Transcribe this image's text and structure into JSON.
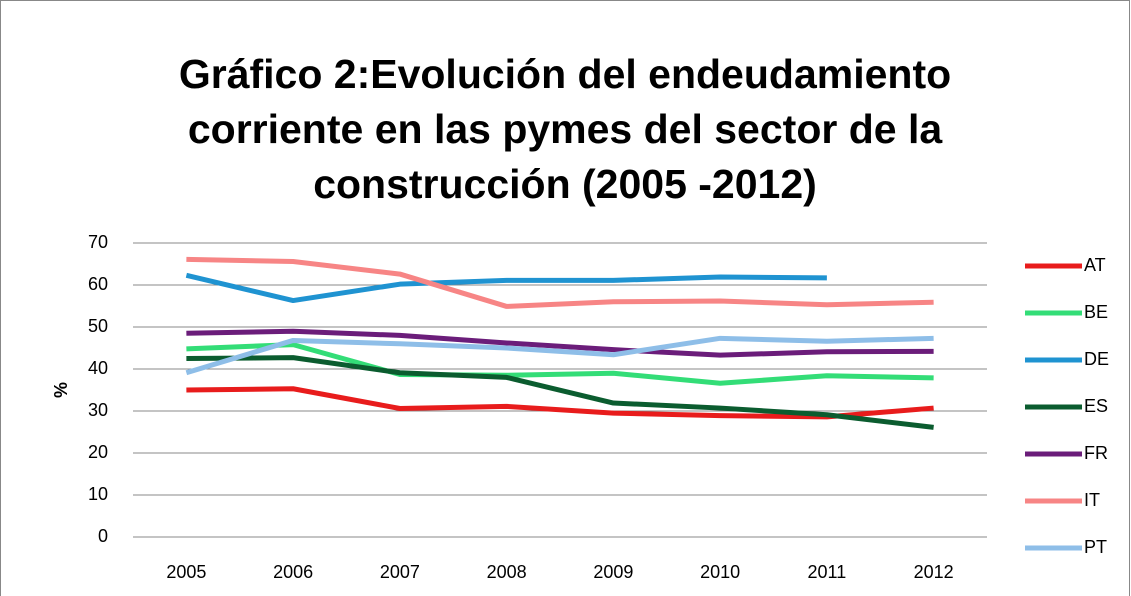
{
  "chart_data": {
    "type": "line",
    "title_lines": [
      "Gráfico 2:Evolución del endeudamiento",
      "corriente en las pymes del sector de la",
      "construcción (2005 -2012)"
    ],
    "y_label": "%",
    "categories": [
      "2005",
      "2006",
      "2007",
      "2008",
      "2009",
      "2010",
      "2011",
      "2012"
    ],
    "series": [
      {
        "name": "AT",
        "color": "#e81c1c",
        "values": [
          35,
          35.3,
          30.6,
          31.1,
          29.5,
          28.9,
          28.6,
          30.7
        ]
      },
      {
        "name": "BE",
        "color": "#33dd77",
        "values": [
          44.8,
          45.8,
          38.7,
          38.5,
          39,
          36.6,
          38.4,
          37.9
        ]
      },
      {
        "name": "DE",
        "color": "#1f93d1",
        "values": [
          62.3,
          56.3,
          60.2,
          61.1,
          61.1,
          61.9,
          61.7,
          null
        ]
      },
      {
        "name": "ES",
        "color": "#0b5c2f",
        "values": [
          42.5,
          42.7,
          39.1,
          38,
          31.9,
          30.7,
          29.1,
          26.1
        ]
      },
      {
        "name": "FR",
        "color": "#6b1d7a",
        "values": [
          48.5,
          49,
          48,
          46.2,
          44.6,
          43.3,
          44.1,
          44.2
        ]
      },
      {
        "name": "IT",
        "color": "#f78585",
        "values": [
          66.1,
          65.6,
          62.6,
          54.9,
          56,
          56.2,
          55.3,
          55.9
        ]
      },
      {
        "name": "PT",
        "color": "#8ebee8",
        "values": [
          39.1,
          46.8,
          46,
          45,
          43.4,
          47.3,
          46.6,
          47.3
        ]
      }
    ],
    "ylim": [
      0,
      70
    ],
    "yticks": [
      0,
      10,
      20,
      30,
      40,
      50,
      60,
      70
    ],
    "grid": true,
    "legend": "right"
  }
}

### EXERCISE GOAL
Of all the lines above, how many contain "name"? Give the number and nothing more.

### FINAL RESULT
7